--- Given passage ---

Mixtape Of The Week: Lil Bibby Free Crack
Lil Bibby might have the world’s least intimidating rap name. It evokes the following things: Smallness, actual babies, and journeyman NBA point guard Mike Bibby, who had a nice run with the early-’00s Sacramento Kings but who was never exactly Ron Artest. (Maybe I should be happy that Lil Bibby didn’t go with “Lil Laettner” or “Lil Korver” or “Lil Greg Oden” or something, but still.) Based on the name alone, I expected him to rap in an exaggerated mouse-squeak, and this couldn’t be further from the truth. Bibby is part of the young Chicago rap zeitgeist, but he has the voice of a middle-aged survivor. Even compared to his wizened old-soul young peers like Chief Keef and Lil Reese, Bibby sounds gnarled and ancient. If not for the drill music church-bells and occasional Auto-Tune on Free Crack, his excellent debut solo mixtape, Bibby could pass for one of the ancient tough-guy veterans who show up on DJ Premier beats these days. He sounds more like Blaq Poet or Sean Price than he does like any of his generational contemporaries. The rap critic Noz already pointed this out on Twitter, but his closest vocal doppelganger is actually Hell Rell, the permanent Dipset B-teamer (an impression only strengthened when a Cam’ron soliloquy from the gloriously awful straight-to-DVD movie Killa Season, which starred Rell, shows up as a skit on Free Crack.) That Rell similarity might be a problem for you. It’s not a problem for me.
On Free Crack, Bibby pulls off a neat trick: He sounds both of his time and completely outside it. Musically, Free Crack mostly belongs in the Chicago drill-music category, even though he insists, on “Unlike You,” that “this is not no drill shit,” that it’s “real rap.” The production is bleak and hard and intense — that old brutal Three 6 Mafia sound, resurrected a few years ago by Waka Flocka Flame and Lex Luger, reflected through the soul-deadening cold of a Chicago winter. Bibby, like Keef and Lil Durk and all the others, raps about drugs and violence, and he doesn’t sound all that conflicted about any of it. Keef collaborator Young Chop produces one track. Bibby also lets in plenty of the sonic hallmarks of circa-2013 rap: Future-esque chorus robot-gurgles, keyboard oscillations, churning synth-strings, the odd double-time verse. He’s the latest recipient of the apparently all-important Drake co-sign. He checks all the next-big-thing boxes.

--- Dataset entries ---

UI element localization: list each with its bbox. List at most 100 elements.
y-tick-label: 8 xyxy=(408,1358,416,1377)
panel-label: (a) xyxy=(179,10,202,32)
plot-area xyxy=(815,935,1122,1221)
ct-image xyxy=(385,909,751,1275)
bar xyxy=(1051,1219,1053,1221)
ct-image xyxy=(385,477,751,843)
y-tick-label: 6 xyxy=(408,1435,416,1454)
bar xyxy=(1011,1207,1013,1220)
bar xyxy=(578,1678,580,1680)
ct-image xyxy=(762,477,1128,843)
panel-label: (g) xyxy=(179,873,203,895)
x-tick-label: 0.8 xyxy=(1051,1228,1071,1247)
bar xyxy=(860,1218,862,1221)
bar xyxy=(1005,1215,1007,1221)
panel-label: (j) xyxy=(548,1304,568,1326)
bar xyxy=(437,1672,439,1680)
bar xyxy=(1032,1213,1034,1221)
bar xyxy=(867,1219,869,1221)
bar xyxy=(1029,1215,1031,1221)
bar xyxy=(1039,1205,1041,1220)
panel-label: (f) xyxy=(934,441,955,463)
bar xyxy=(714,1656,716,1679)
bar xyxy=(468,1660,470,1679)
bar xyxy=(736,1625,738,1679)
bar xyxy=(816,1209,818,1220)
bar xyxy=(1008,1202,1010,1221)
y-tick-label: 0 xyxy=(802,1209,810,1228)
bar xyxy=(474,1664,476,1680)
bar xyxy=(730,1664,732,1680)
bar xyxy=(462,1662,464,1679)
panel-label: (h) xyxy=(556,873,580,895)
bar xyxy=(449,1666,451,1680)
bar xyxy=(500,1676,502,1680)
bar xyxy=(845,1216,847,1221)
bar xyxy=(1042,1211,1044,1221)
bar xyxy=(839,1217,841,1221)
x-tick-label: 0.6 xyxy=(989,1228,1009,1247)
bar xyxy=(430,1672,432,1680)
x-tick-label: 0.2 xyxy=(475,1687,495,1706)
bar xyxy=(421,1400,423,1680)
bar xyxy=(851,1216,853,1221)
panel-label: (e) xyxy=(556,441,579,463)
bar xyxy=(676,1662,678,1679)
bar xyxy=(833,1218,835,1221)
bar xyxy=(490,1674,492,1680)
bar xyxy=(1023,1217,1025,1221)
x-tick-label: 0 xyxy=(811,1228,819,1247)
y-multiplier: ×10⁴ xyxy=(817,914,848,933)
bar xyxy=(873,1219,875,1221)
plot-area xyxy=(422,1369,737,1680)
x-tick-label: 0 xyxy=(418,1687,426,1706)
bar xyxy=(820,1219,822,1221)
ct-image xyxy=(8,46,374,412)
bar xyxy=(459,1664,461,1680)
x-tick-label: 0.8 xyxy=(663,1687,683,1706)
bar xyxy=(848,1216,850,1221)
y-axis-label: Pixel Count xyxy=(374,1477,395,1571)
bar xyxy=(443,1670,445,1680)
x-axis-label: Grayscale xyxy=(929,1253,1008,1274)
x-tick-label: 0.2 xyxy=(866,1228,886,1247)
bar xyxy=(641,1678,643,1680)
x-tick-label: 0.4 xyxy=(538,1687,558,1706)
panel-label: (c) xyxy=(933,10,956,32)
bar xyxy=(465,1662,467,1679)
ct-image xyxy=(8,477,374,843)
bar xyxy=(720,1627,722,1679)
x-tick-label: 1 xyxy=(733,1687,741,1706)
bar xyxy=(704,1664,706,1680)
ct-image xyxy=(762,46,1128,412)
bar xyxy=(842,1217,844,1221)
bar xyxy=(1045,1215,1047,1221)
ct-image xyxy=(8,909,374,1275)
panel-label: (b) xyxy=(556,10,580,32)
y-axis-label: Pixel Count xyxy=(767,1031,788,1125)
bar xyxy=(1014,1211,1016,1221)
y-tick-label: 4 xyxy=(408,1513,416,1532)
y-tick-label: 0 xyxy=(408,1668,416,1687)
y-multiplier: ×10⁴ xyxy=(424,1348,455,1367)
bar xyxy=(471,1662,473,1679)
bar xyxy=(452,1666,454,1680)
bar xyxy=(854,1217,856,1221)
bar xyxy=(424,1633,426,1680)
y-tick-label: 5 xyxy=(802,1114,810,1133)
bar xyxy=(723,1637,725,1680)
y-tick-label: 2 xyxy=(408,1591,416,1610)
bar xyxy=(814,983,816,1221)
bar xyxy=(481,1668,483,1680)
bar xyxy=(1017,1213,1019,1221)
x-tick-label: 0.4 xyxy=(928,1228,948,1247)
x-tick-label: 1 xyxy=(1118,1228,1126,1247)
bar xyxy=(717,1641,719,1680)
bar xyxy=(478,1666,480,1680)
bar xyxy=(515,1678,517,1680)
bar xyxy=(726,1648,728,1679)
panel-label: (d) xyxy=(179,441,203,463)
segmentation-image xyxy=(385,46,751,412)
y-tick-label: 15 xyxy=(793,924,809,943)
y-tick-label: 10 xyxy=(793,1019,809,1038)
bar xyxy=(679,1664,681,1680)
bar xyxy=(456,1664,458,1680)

---

■ Exercises ■
1/ Please list the sonic hallmarks of circa-2013 rap that the mixtape review says Bibby lets into Free Crack.
2/ Pick up the Lil Bibby mixtape review right after its final sentence and write one more paragraph in the same voice.

■ Written responses ■
1/
- Future-esque chorus robot-gurgles
- keyboard oscillations
- churning synth-strings
- the odd double-time verse

2/
And yet he seems to actively push against the moment, against everything it represents, in ways that go way beyond his scarred, throaty delivery. On the swollen, anthemic “Bibby Story,” he seems to throw a direct shot at Keef and his drill-music peers: “These niggas illiterate and ignorant / They not even completing sentences.” And producer DJ L’s beautiful chopped-up strings on that track point out something else: Bibby is just as comfortable, if not more so, when he’s rapping over older, more classicist production styles. “Water,” the single, is triumphant Just Blaze-style chipmunk-soul, and “If You Knew,” with its cut-up music boxes and its dusty drums, is full-on ’90s-style boom-bap. Similarly, he’s got a hardnosed but wide-open emotional honesty; like, say, Z-Ro, he can rap about struggling without coming off as a struggle-rapper. On “Water,” he practically spells it out: “Feel like I don’t give a fuck / Sometimes I need a hug / But I’m all alone.” “Stressing” is explicitly a song about doing every drug he can find to calm his stress and failing anyway. With his technical ease, his stylistic fluidity, and his willingness to head into real-talk territory, Bibby arrives here fully-formed as a. versatile, forceful presence.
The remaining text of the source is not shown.